▶ **What you are asked to do**: Transcribe the material in full. Nothing should differ except that the pictures are left out.

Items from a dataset

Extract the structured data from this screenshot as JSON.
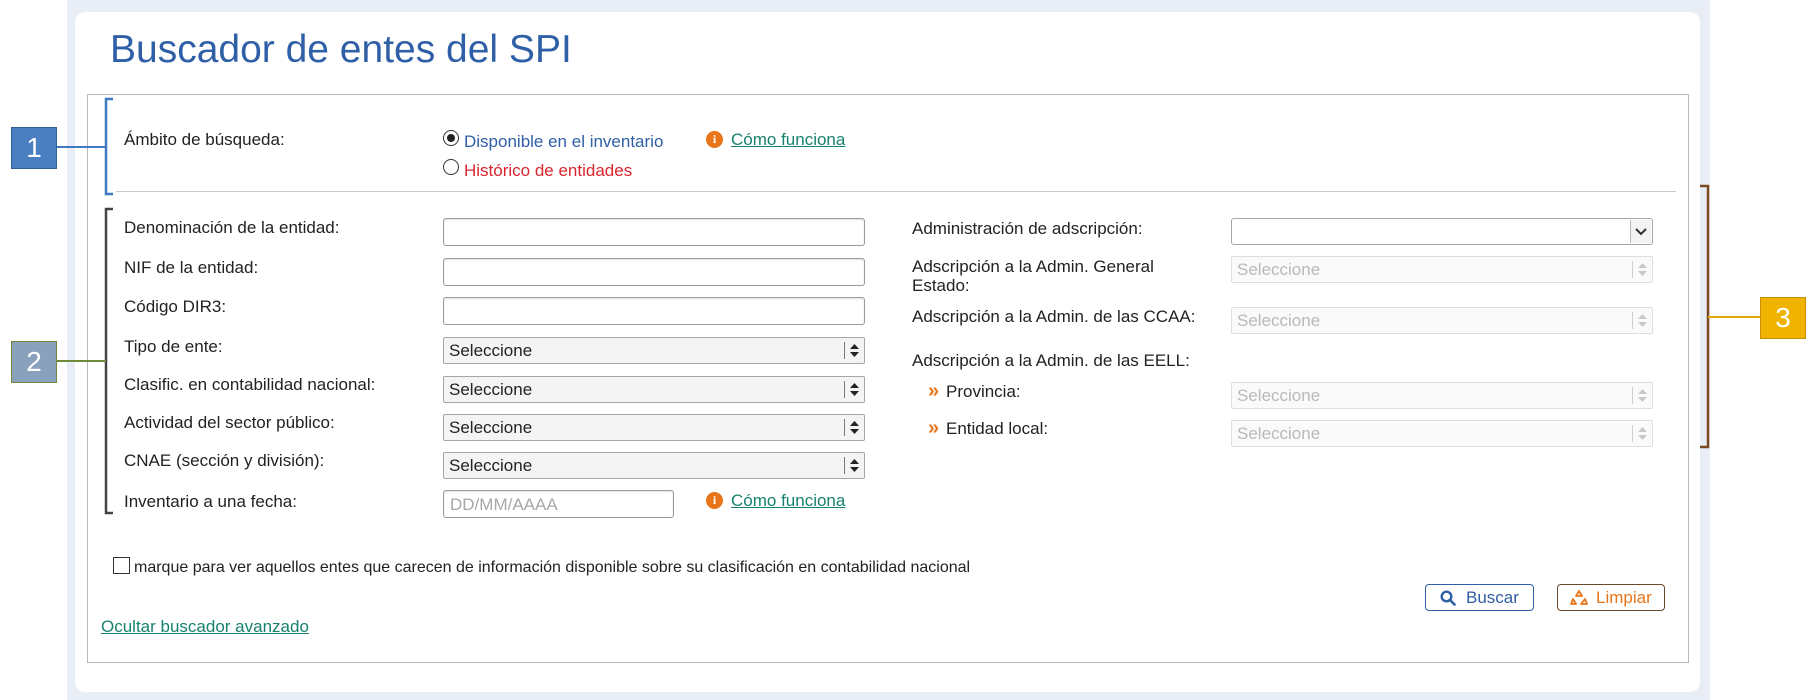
{
  "title": "Buscador de entes del SPI",
  "scope": {
    "label": "Ámbito de búsqueda:",
    "option_available": "Disponible en el inventario",
    "option_history": "Histórico de entidades",
    "selected": "Disponible en el inventario",
    "help_link": "Cómo funciona"
  },
  "left_fields": {
    "denominacion": "Denominación de la entidad:",
    "nif": "NIF de la entidad:",
    "dir3": "Código DIR3:",
    "tipo_ente": "Tipo de ente:",
    "clasific": "Clasific. en contabilidad nacional:",
    "actividad": "Actividad del sector público:",
    "cnae": "CNAE (sección y división):",
    "inventario_fecha": "Inventario a una fecha:"
  },
  "select_default": "Seleccione",
  "date_placeholder": "DD/MM/AAAA",
  "date_help_link": "Cómo funciona",
  "right_fields": {
    "administracion": "Administración de adscripción:",
    "admin_general_line1": "Adscripción a la Admin. General",
    "admin_general_line2": "Estado:",
    "admin_ccaa": "Adscripción a la Admin. de las CCAA:",
    "admin_eell": "Adscripción a la Admin. de las EELL:",
    "provincia": "Provincia:",
    "entidad_local": "Entidad local:"
  },
  "checkbox_label": "marque para ver aquellos entes que carecen de información disponible sobre su clasificación en contabilidad nacional",
  "buttons": {
    "search": "Buscar",
    "clear": "Limpiar"
  },
  "hide_advanced_link": "Ocultar buscador avanzado",
  "callouts": [
    {
      "label": "1",
      "color": "#4a7fc1"
    },
    {
      "label": "2",
      "color": "#8aa1bd"
    },
    {
      "label": "3",
      "color": "#f0b400"
    }
  ],
  "colors": {
    "title": "#2f5fa6",
    "link": "#17826e",
    "history": "#d9262e",
    "accent": "#e8751a"
  }
}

▶ **Answer in full**:
Extract the structured data from this screenshot as JSON.
{
  "title": "Buscador de entes del SPI",
  "scope": {
    "label": "Ámbito de búsqueda:",
    "option_available": "Disponible en el inventario",
    "option_history": "Histórico de entidades",
    "selected": "Disponible en el inventario",
    "help_link": "Cómo funciona"
  },
  "left_fields": {
    "denominacion": "Denominación de la entidad:",
    "nif": "NIF de la entidad:",
    "dir3": "Código DIR3:",
    "tipo_ente": "Tipo de ente:",
    "clasific": "Clasific. en contabilidad nacional:",
    "actividad": "Actividad del sector público:",
    "cnae": "CNAE (sección y división):",
    "inventario_fecha": "Inventario a una fecha:"
  },
  "select_default": "Seleccione",
  "date_placeholder": "DD/MM/AAAA",
  "date_help_link": "Cómo funciona",
  "right_fields": {
    "administracion": "Administración de adscripción:",
    "admin_general_line1": "Adscripción a la Admin. General",
    "admin_general_line2": "Estado:",
    "admin_ccaa": "Adscripción a la Admin. de las CCAA:",
    "admin_eell": "Adscripción a la Admin. de las EELL:",
    "provincia": "Provincia:",
    "entidad_local": "Entidad local:"
  },
  "checkbox_label": "marque para ver aquellos entes que carecen de información disponible sobre su clasificación en contabilidad nacional",
  "buttons": {
    "search": "Buscar",
    "clear": "Limpiar"
  },
  "hide_advanced_link": "Ocultar buscador avanzado",
  "callouts": [
    {
      "label": "1",
      "color": "#4a7fc1"
    },
    {
      "label": "2",
      "color": "#8aa1bd"
    },
    {
      "label": "3",
      "color": "#f0b400"
    }
  ],
  "colors": {
    "title": "#2f5fa6",
    "link": "#17826e",
    "history": "#d9262e",
    "accent": "#e8751a"
  }
}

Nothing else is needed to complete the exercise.